Start Excerpted data

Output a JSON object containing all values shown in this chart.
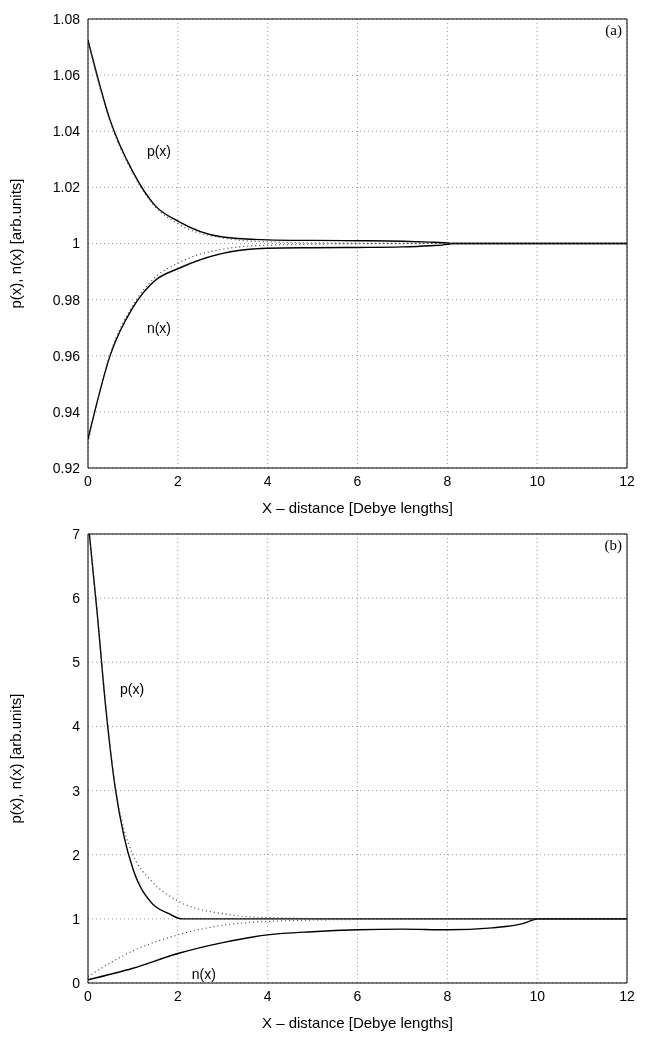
{
  "chart_data": [
    {
      "type": "line",
      "xlabel": "X – distance [Debye lengths]",
      "ylabel": "p(x), n(x) [arb.units]",
      "annotations": [
        "(a)"
      ],
      "xlim": [
        0,
        12
      ],
      "xticks": [
        0,
        2,
        4,
        6,
        8,
        10,
        12
      ],
      "ylim": [
        0.92,
        1.08
      ],
      "yticks": [
        0.92,
        0.94,
        0.96,
        0.98,
        1,
        1.02,
        1.04,
        1.06,
        1.08
      ],
      "grid": true,
      "legend": false,
      "marker": "none",
      "series": [
        {
          "name": "p(x)",
          "color": "#000000",
          "line_style": "solid",
          "x": [
            0,
            0.5,
            1,
            1.5,
            2,
            3,
            4,
            5,
            6,
            7,
            7.6,
            8,
            8.1,
            9,
            10,
            12
          ],
          "values": [
            1.0725,
            1.0436,
            1.0255,
            1.0134,
            1.008,
            1.0023,
            1.0013,
            1.0011,
            1.001,
            1.0008,
            1.0005,
            1.0002,
            1.0,
            1.0,
            1.0,
            1.0
          ]
        },
        {
          "name": "n(x)",
          "color": "#000000",
          "line_style": "solid",
          "x": [
            0,
            0.5,
            1,
            1.5,
            2,
            3,
            4,
            5,
            6,
            7,
            7.6,
            8,
            8.1,
            9,
            10,
            12
          ],
          "values": [
            0.9303,
            0.9604,
            0.9772,
            0.9869,
            0.991,
            0.9965,
            0.9983,
            0.9985,
            0.9986,
            0.9988,
            0.9992,
            0.9997,
            1.0,
            1.0,
            1.0,
            1.0
          ]
        },
        {
          "color": "#444444",
          "line_style": "dotted",
          "x": [
            0,
            0.5,
            1,
            1.5,
            2,
            3,
            4,
            6,
            8,
            12
          ],
          "values": [
            1.072,
            1.043,
            1.025,
            1.013,
            1.007,
            1.002,
            1.0006,
            1.0001,
            1.0,
            1.0
          ]
        },
        {
          "color": "#444444",
          "line_style": "dotted",
          "x": [
            0,
            0.5,
            1,
            1.5,
            2,
            3,
            4,
            6,
            8,
            12
          ],
          "values": [
            0.929,
            0.961,
            0.978,
            0.988,
            0.993,
            0.998,
            0.9994,
            0.9999,
            1.0,
            1.0
          ]
        }
      ]
    },
    {
      "type": "line",
      "xlabel": "X – distance [Debye lengths]",
      "ylabel": "p(x), n(x) [arb.units]",
      "annotations": [
        "(b)"
      ],
      "xlim": [
        0,
        12
      ],
      "xticks": [
        0,
        2,
        4,
        6,
        8,
        10,
        12
      ],
      "ylim": [
        0,
        7
      ],
      "yticks": [
        0,
        1,
        2,
        3,
        4,
        5,
        6,
        7
      ],
      "grid": true,
      "legend": false,
      "marker": "none",
      "series": [
        {
          "name": "p(x)",
          "color": "#000000",
          "line_style": "solid",
          "x": [
            0.03,
            0.2,
            0.4,
            0.6,
            0.8,
            1.0,
            1.4,
            1.8,
            2.1,
            4,
            8,
            12
          ],
          "values": [
            7.0,
            5.8,
            4.26,
            3.07,
            2.29,
            1.78,
            1.26,
            1.08,
            1.0,
            1.0,
            1.0,
            1.0
          ]
        },
        {
          "name": "n(x)",
          "color": "#000000",
          "line_style": "solid",
          "x": [
            0,
            1,
            2,
            3,
            4,
            5,
            6,
            7,
            8,
            9,
            9.7,
            9.9,
            10,
            12
          ],
          "values": [
            0.05,
            0.23,
            0.46,
            0.63,
            0.75,
            0.8,
            0.83,
            0.84,
            0.83,
            0.86,
            0.93,
            0.98,
            1.0,
            1.0
          ]
        },
        {
          "color": "#444444",
          "line_style": "dotted",
          "x": [
            0.03,
            0.2,
            0.4,
            0.6,
            0.8,
            1.0,
            1.4,
            2.0,
            3,
            4,
            6,
            12
          ],
          "values": [
            7.0,
            5.8,
            4.3,
            3.1,
            2.4,
            2.0,
            1.6,
            1.28,
            1.08,
            1.02,
            1.0,
            1.0
          ]
        },
        {
          "color": "#444444",
          "line_style": "dotted",
          "x": [
            0,
            1,
            2,
            3,
            4,
            6,
            12
          ],
          "values": [
            0.1,
            0.5,
            0.75,
            0.9,
            0.96,
            0.99,
            1.0
          ]
        }
      ]
    }
  ]
}
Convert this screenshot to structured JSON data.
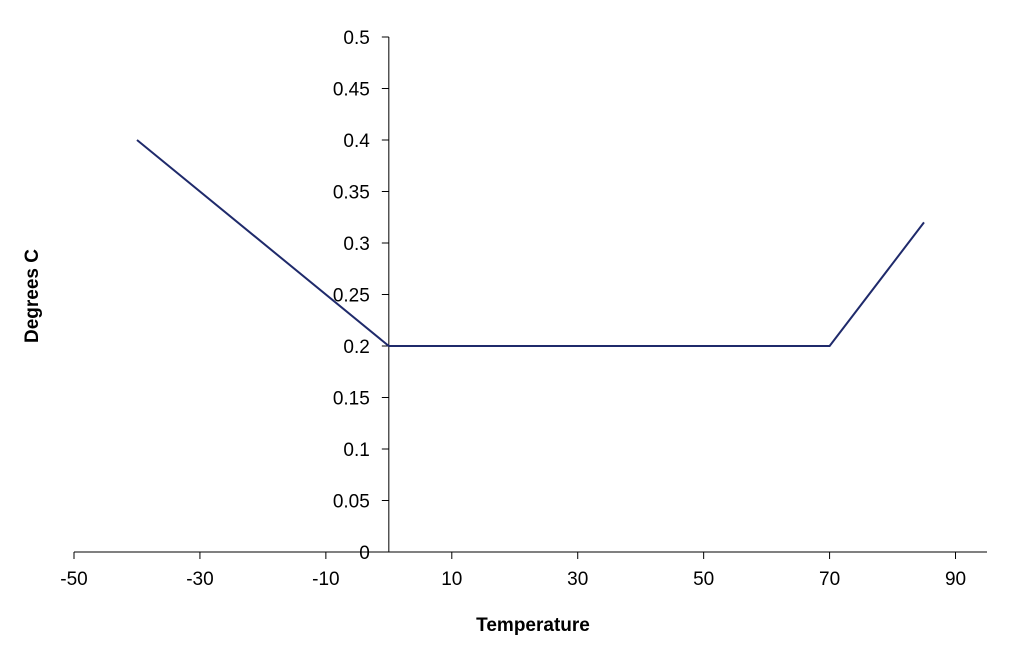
{
  "chart_data": {
    "type": "line",
    "title": "",
    "xlabel": "Temperature",
    "ylabel": "Degrees C",
    "xlim": [
      -50,
      95
    ],
    "ylim": [
      0,
      0.5
    ],
    "xticks": [
      -50,
      -30,
      -10,
      10,
      30,
      50,
      70,
      90
    ],
    "xtick_labels": [
      "-50",
      "-30",
      "-10",
      "10",
      "30",
      "50",
      "70",
      "90"
    ],
    "yticks": [
      0,
      0.05,
      0.1,
      0.15,
      0.2,
      0.25,
      0.3,
      0.35,
      0.4,
      0.45,
      0.5
    ],
    "ytick_labels": [
      "0",
      "0.05",
      "0.1",
      "0.15",
      "0.2",
      "0.25",
      "0.3",
      "0.35",
      "0.4",
      "0.45",
      "0.5"
    ],
    "grid": false,
    "legend": "none",
    "series": [
      {
        "color": "#1f2a6b",
        "x": [
          -40,
          0,
          70,
          85
        ],
        "y": [
          0.4,
          0.2,
          0.2,
          0.32
        ]
      }
    ]
  }
}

End Excerpted data

#### [Problem statement]
Print each record exactly as it stands, leaving the images out.

#### [The solution]
Output a JSON object containing all values shown in this chart.
{
  "chart_data": [
    {
      "type": "line",
      "xlabel": "X – distance [Debye lengths]",
      "ylabel": "p(x), n(x) [arb.units]",
      "annotations": [
        "(a)"
      ],
      "xlim": [
        0,
        12
      ],
      "xticks": [
        0,
        2,
        4,
        6,
        8,
        10,
        12
      ],
      "ylim": [
        0.92,
        1.08
      ],
      "yticks": [
        0.92,
        0.94,
        0.96,
        0.98,
        1,
        1.02,
        1.04,
        1.06,
        1.08
      ],
      "grid": true,
      "legend": false,
      "marker": "none",
      "series": [
        {
          "name": "p(x)",
          "color": "#000000",
          "line_style": "solid",
          "x": [
            0,
            0.5,
            1,
            1.5,
            2,
            3,
            4,
            5,
            6,
            7,
            7.6,
            8,
            8.1,
            9,
            10,
            12
          ],
          "values": [
            1.0725,
            1.0436,
            1.0255,
            1.0134,
            1.008,
            1.0023,
            1.0013,
            1.0011,
            1.001,
            1.0008,
            1.0005,
            1.0002,
            1.0,
            1.0,
            1.0,
            1.0
          ]
        },
        {
          "name": "n(x)",
          "color": "#000000",
          "line_style": "solid",
          "x": [
            0,
            0.5,
            1,
            1.5,
            2,
            3,
            4,
            5,
            6,
            7,
            7.6,
            8,
            8.1,
            9,
            10,
            12
          ],
          "values": [
            0.9303,
            0.9604,
            0.9772,
            0.9869,
            0.991,
            0.9965,
            0.9983,
            0.9985,
            0.9986,
            0.9988,
            0.9992,
            0.9997,
            1.0,
            1.0,
            1.0,
            1.0
          ]
        },
        {
          "color": "#444444",
          "line_style": "dotted",
          "x": [
            0,
            0.5,
            1,
            1.5,
            2,
            3,
            4,
            6,
            8,
            12
          ],
          "values": [
            1.072,
            1.043,
            1.025,
            1.013,
            1.007,
            1.002,
            1.0006,
            1.0001,
            1.0,
            1.0
          ]
        },
        {
          "color": "#444444",
          "line_style": "dotted",
          "x": [
            0,
            0.5,
            1,
            1.5,
            2,
            3,
            4,
            6,
            8,
            12
          ],
          "values": [
            0.929,
            0.961,
            0.978,
            0.988,
            0.993,
            0.998,
            0.9994,
            0.9999,
            1.0,
            1.0
          ]
        }
      ]
    },
    {
      "type": "line",
      "xlabel": "X – distance [Debye lengths]",
      "ylabel": "p(x), n(x) [arb.units]",
      "annotations": [
        "(b)"
      ],
      "xlim": [
        0,
        12
      ],
      "xticks": [
        0,
        2,
        4,
        6,
        8,
        10,
        12
      ],
      "ylim": [
        0,
        7
      ],
      "yticks": [
        0,
        1,
        2,
        3,
        4,
        5,
        6,
        7
      ],
      "grid": true,
      "legend": false,
      "marker": "none",
      "series": [
        {
          "name": "p(x)",
          "color": "#000000",
          "line_style": "solid",
          "x": [
            0.03,
            0.2,
            0.4,
            0.6,
            0.8,
            1.0,
            1.4,
            1.8,
            2.1,
            4,
            8,
            12
          ],
          "values": [
            7.0,
            5.8,
            4.26,
            3.07,
            2.29,
            1.78,
            1.26,
            1.08,
            1.0,
            1.0,
            1.0,
            1.0
          ]
        },
        {
          "name": "n(x)",
          "color": "#000000",
          "line_style": "solid",
          "x": [
            0,
            1,
            2,
            3,
            4,
            5,
            6,
            7,
            8,
            9,
            9.7,
            9.9,
            10,
            12
          ],
          "values": [
            0.05,
            0.23,
            0.46,
            0.63,
            0.75,
            0.8,
            0.83,
            0.84,
            0.83,
            0.86,
            0.93,
            0.98,
            1.0,
            1.0
          ]
        },
        {
          "color": "#444444",
          "line_style": "dotted",
          "x": [
            0.03,
            0.2,
            0.4,
            0.6,
            0.8,
            1.0,
            1.4,
            2.0,
            3,
            4,
            6,
            12
          ],
          "values": [
            7.0,
            5.8,
            4.3,
            3.1,
            2.4,
            2.0,
            1.6,
            1.28,
            1.08,
            1.02,
            1.0,
            1.0
          ]
        },
        {
          "color": "#444444",
          "line_style": "dotted",
          "x": [
            0,
            1,
            2,
            3,
            4,
            6,
            12
          ],
          "values": [
            0.1,
            0.5,
            0.75,
            0.9,
            0.96,
            0.99,
            1.0
          ]
        }
      ]
    }
  ]
}
Convert this screenshot to structured JSON data.
{
  "chart_data": {
    "type": "line",
    "title": "",
    "xlabel": "Temperature",
    "ylabel": "Degrees C",
    "xlim": [
      -50,
      95
    ],
    "ylim": [
      0,
      0.5
    ],
    "xticks": [
      -50,
      -30,
      -10,
      10,
      30,
      50,
      70,
      90
    ],
    "xtick_labels": [
      "-50",
      "-30",
      "-10",
      "10",
      "30",
      "50",
      "70",
      "90"
    ],
    "yticks": [
      0,
      0.05,
      0.1,
      0.15,
      0.2,
      0.25,
      0.3,
      0.35,
      0.4,
      0.45,
      0.5
    ],
    "ytick_labels": [
      "0",
      "0.05",
      "0.1",
      "0.15",
      "0.2",
      "0.25",
      "0.3",
      "0.35",
      "0.4",
      "0.45",
      "0.5"
    ],
    "grid": false,
    "legend": "none",
    "series": [
      {
        "color": "#1f2a6b",
        "x": [
          -40,
          0,
          70,
          85
        ],
        "y": [
          0.4,
          0.2,
          0.2,
          0.32
        ]
      }
    ]
  }
}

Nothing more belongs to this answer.